▶ **YOUR INSTRUCTIONS**: Report each line of the records below that contains the string "相信经过这次锤炼与淬火", copying every such line in full.

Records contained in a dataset

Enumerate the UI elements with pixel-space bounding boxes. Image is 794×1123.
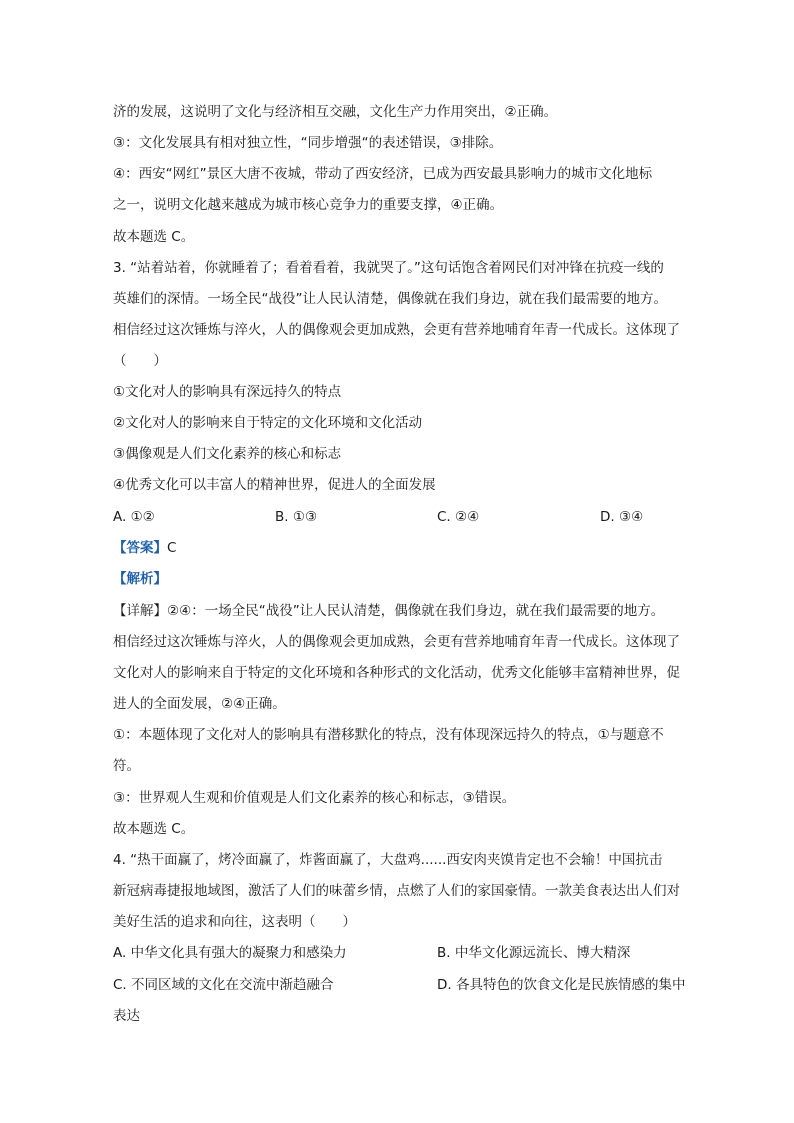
q3-stem: 相信经过这次锤炼与淬火，人的偶像观会更加成熟，会更有营养地哺育年青一代成长。这体现了 xyxy=(113,322,680,338)
q3-blank: （ ） xyxy=(113,353,167,369)
q3-detail-line: 相信经过这次锤炼与淬火，人的偶像观会更加成熟，会更有营养地哺育年青一代成长。这体现了 xyxy=(113,634,680,650)
answer-tag: 【答案】 xyxy=(113,540,167,556)
q4-option-a: A. 中华文化具有强大的凝聚力和感染力 xyxy=(113,945,347,961)
q3-detail-line: ③：世界观人生观和价值观是人们文化素养的核心和标志，③错误。 xyxy=(113,790,516,806)
q3-option-a: A. ①② xyxy=(113,509,155,525)
q3-analysis xyxy=(113,570,167,588)
q4-stem: 4. “热干面赢了，烤冷面赢了，炸酱面赢了，大盘鸡......西安肉夹馍肯定也不会输！中国抗击 xyxy=(113,852,663,868)
q3-item: ②文化对人的影响来自于特定的文化环境和文化活动 xyxy=(113,415,423,431)
q3-detail-line: 文化对人的影响来自于特定的文化环境和各种形式的文化活动，优秀文化能够丰富精神世界，促 xyxy=(113,665,680,681)
q3-answer xyxy=(113,539,176,557)
answer-value: C xyxy=(167,540,177,556)
prev-explanation-line: ③：文化发展具有相对独立性，“同步增强“的表述错误，③排除。 xyxy=(113,135,503,151)
q4-option-c: C. 不同区域的文化在交流中渐趋融合 xyxy=(113,977,334,993)
q3-detail-line: 进人的全面发展，②④正确。 xyxy=(113,696,286,712)
prev-explanation-line: 之一，说明文化越来越成为城市核心竞争力的重要支撑，④正确。 xyxy=(113,197,504,213)
q3-stem: 3. “站着站着，你就睡着了；看着看着，我就哭了。”这句话饱含着网民们对冲锋在抗疫一线的 xyxy=(113,260,664,276)
q4-stem: 新冠病毒捷报地域图，激活了人们的味蕾乡情，点燃了人们的家国豪情。一款美食表达出人们对 xyxy=(113,883,680,899)
q3-item: ①文化对人的影响具有深远持久的特点 xyxy=(113,384,342,400)
q3-conclusion: 故本题选 C。 xyxy=(113,821,195,837)
q4-option-d-cont: 表达 xyxy=(113,1008,140,1024)
q3-option-d: D. ③④ xyxy=(600,509,644,525)
q3-option-b: B. ①③ xyxy=(275,509,318,525)
prev-explanation-line: 济的发展，这说明了文化与经济相互交融，文化生产力作用突出，②正确。 xyxy=(113,104,558,120)
detail-text: ②④：一场全民“战役”让人民认清楚，偶像就在我们身边，就在我们最需要的地方。 xyxy=(167,603,665,619)
q4-option-d: D. 各具特色的饮食文化是民族情感的集中 xyxy=(437,977,686,993)
q3-item: ④优秀文化可以丰富人的精神世界，促进人的全面发展 xyxy=(113,477,436,493)
q3-detail xyxy=(113,602,664,620)
q4-option-b: B. 中华文化源远流长、博大精深 xyxy=(437,945,631,961)
q4-stem: 美好生活的追求和向往，这表明（ ） xyxy=(113,914,356,930)
q3-item: ③偶像观是人们文化素养的核心和标志 xyxy=(113,446,342,462)
prev-conclusion: 故本题选 C。 xyxy=(113,229,195,245)
q3-stem: 英雄们的深情。一场全民“战役”让人民认清楚，偶像就在我们身边，就在我们最需要的地方。 xyxy=(113,291,667,307)
detail-tag: 【详解】 xyxy=(113,603,167,619)
q3-detail-line: 符。 xyxy=(113,758,140,774)
analysis-tag: 【解析】 xyxy=(113,571,167,587)
q3-option-c: C. ②④ xyxy=(437,509,480,525)
q3-detail-line: ①：本题体现了文化对人的影响具有潜移默化的特点，没有体现深远持久的特点，①与题意不 xyxy=(113,727,664,743)
prev-explanation-line: ④：西安“网红”景区大唐不夜城，带动了西安经济，已成为西安最具影响力的城市文化地标 xyxy=(113,166,653,182)
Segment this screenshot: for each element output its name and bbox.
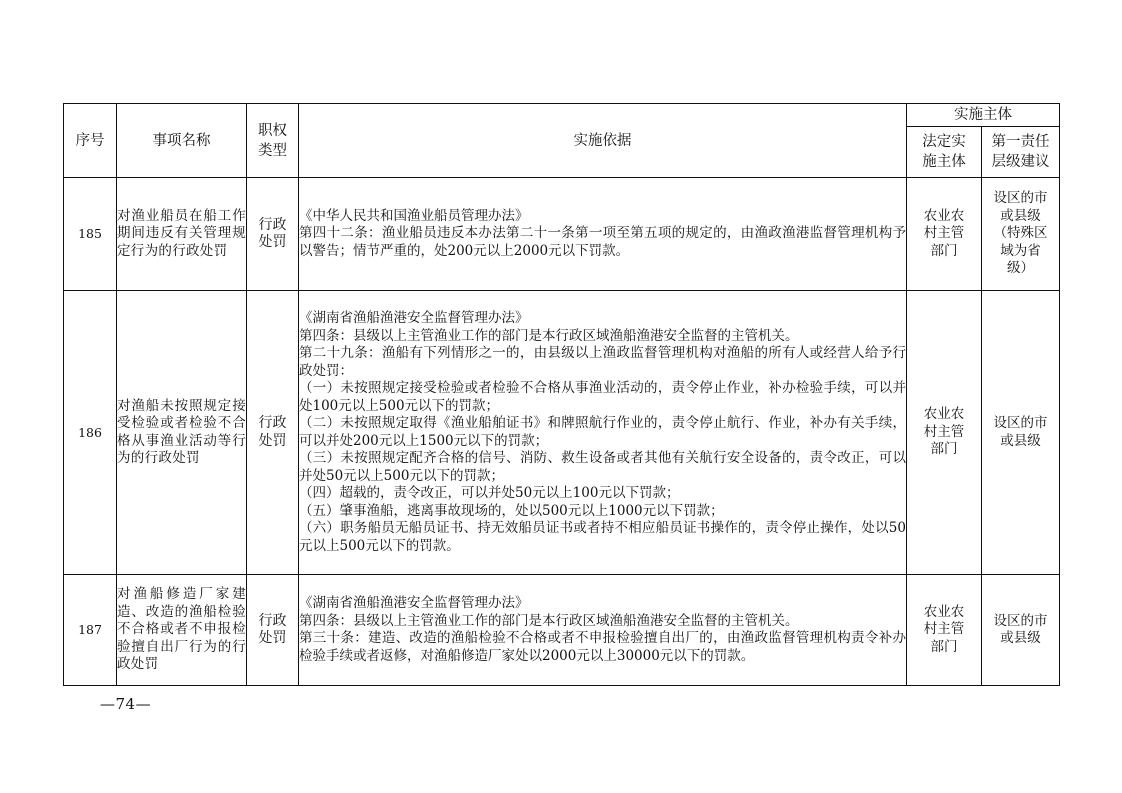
header-legal-subject: 法定实施主体 bbox=[907, 127, 982, 178]
header-first-level: 第一责任层级建议 bbox=[982, 127, 1060, 178]
row-first-level: 设区的市或县级 bbox=[982, 575, 1060, 686]
basis-line: （二）未按照规定取得《渔业船舶证书》和牌照航行作业的，责令停止航行、作业，补办有关手续，可以并处200元以上1500元以下的罚款； bbox=[299, 415, 906, 449]
basis-line: （四）超载的，责令改正，可以并处50元以上100元以下罚款； bbox=[299, 485, 680, 501]
basis-line: （五）肇事渔船，逃离事故现场的，处以500元以上1000元以下罚款； bbox=[299, 502, 724, 519]
row-power-type: 行政处罚 bbox=[247, 575, 299, 686]
table-row bbox=[64, 178, 1060, 291]
row-basis bbox=[299, 291, 907, 575]
header-item-name: 事项名称 bbox=[117, 104, 247, 178]
row-seq: 185 bbox=[64, 178, 117, 291]
basis-line: 第二十九条：渔船有下列情形之一的，由县级以上渔政监督管理机构对渔船的所有人或经营人给予行政处罚： bbox=[299, 345, 906, 379]
row-first-level: 设区的市或县级（特殊区域为省级） bbox=[982, 178, 1060, 291]
basis-line: （一）未按照规定接受检验或者检验不合格从事渔业活动的，责令停止作业，补办检验手续，可以并处100元以上500元以下的罚款； bbox=[299, 380, 906, 414]
row-basis bbox=[299, 575, 907, 686]
row-item-name: 对渔船修造厂家建造、改造的渔船检验不合格或者不申报检验擅自出厂行为的行政处罚 bbox=[117, 575, 247, 686]
basis-line: 第四条：县级以上主管渔业工作的部门是本行政区域渔船渔港安全监督的主管机关。 bbox=[299, 327, 799, 344]
header-power-type: 职权类型 bbox=[247, 104, 299, 178]
table-row bbox=[64, 291, 1060, 575]
row-basis bbox=[299, 178, 907, 291]
row-legal-subject: 农业农村主管部门 bbox=[907, 178, 982, 291]
table-row bbox=[64, 575, 1060, 686]
basis-line: 《湖南省渔船渔港安全监督管理办法》 bbox=[299, 595, 529, 611]
header-seq: 序号 bbox=[64, 104, 117, 178]
basis-line: （三）未按照规定配齐合格的信号、消防、救生设备或者其他有关航行安全设备的，责令改正，可以并处50元以上500元以下的罚款； bbox=[299, 450, 906, 484]
page-number: —74— bbox=[100, 695, 152, 713]
basis-line: 第三十条：建造、改造的渔船检验不合格或者不申报检验擅自出厂的，由渔政监督管理机构责令补办检验手续或者返修，对渔船修造厂家处以2000元以上30000元以下的罚款。 bbox=[299, 630, 906, 664]
basis-line: 第四十二条：渔业船员违反本办法第二十一条第一项至第五项的规定的，由渔政渔港监督管理机构予以警告；情节严重的，处200元以上2000元以下罚款。 bbox=[299, 225, 906, 259]
header-basis: 实施依据 bbox=[299, 104, 907, 178]
row-power-type: 行政处罚 bbox=[247, 178, 299, 291]
row-seq: 187 bbox=[64, 575, 117, 686]
basis-line: 《湖南省渔船渔港安全监督管理办法》 bbox=[299, 310, 529, 326]
basis-line: 《中华人民共和国渔业船员管理办法》 bbox=[299, 207, 529, 224]
row-power-type: 行政处罚 bbox=[247, 291, 299, 575]
basis-line: （六）职务船员无船员证书、持无效船员证书或者持不相应船员证书操作的，责令停止操作，处以50元以上500元以下的罚款。 bbox=[299, 520, 906, 554]
enforcement-items-table bbox=[63, 103, 1060, 686]
row-first-level: 设区的市或县级 bbox=[982, 291, 1060, 575]
row-item-name: 对渔船未按照规定接受检验或者检验不合格从事渔业活动等行为的行政处罚 bbox=[117, 291, 247, 575]
row-legal-subject: 农业农村主管部门 bbox=[907, 575, 982, 686]
header-subject-group: 实施主体 bbox=[907, 104, 1060, 127]
basis-line: 第四条：县级以上主管渔业工作的部门是本行政区域渔船渔港安全监督的主管机关。 bbox=[299, 612, 799, 629]
row-legal-subject: 农业农村主管部门 bbox=[907, 291, 982, 575]
row-seq: 186 bbox=[64, 291, 117, 575]
row-item-name: 对渔业船员在船工作期间违反有关管理规定行为的行政处罚 bbox=[117, 178, 247, 291]
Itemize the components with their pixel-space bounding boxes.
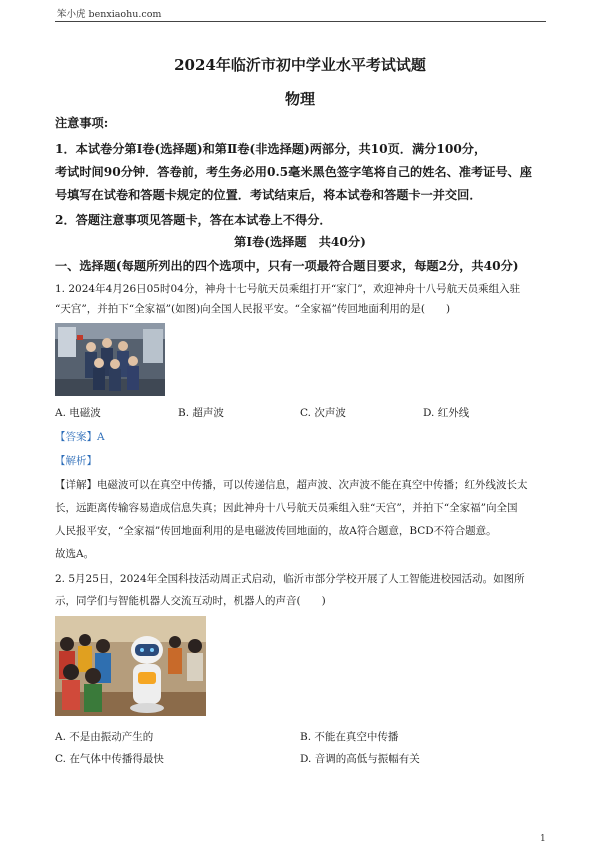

▶ **FINAL RESULT**:
q3-stem: 相信经过这次锤炼与淬火，人的偶像观会更加成熟，会更有营养地哺育年青一代成长。这体现了 xyxy=(113,322,680,338)
q3-detail-line: 相信经过这次锤炼与淬火，人的偶像观会更加成熟，会更有营养地哺育年青一代成长。这体现了 xyxy=(113,634,680,650)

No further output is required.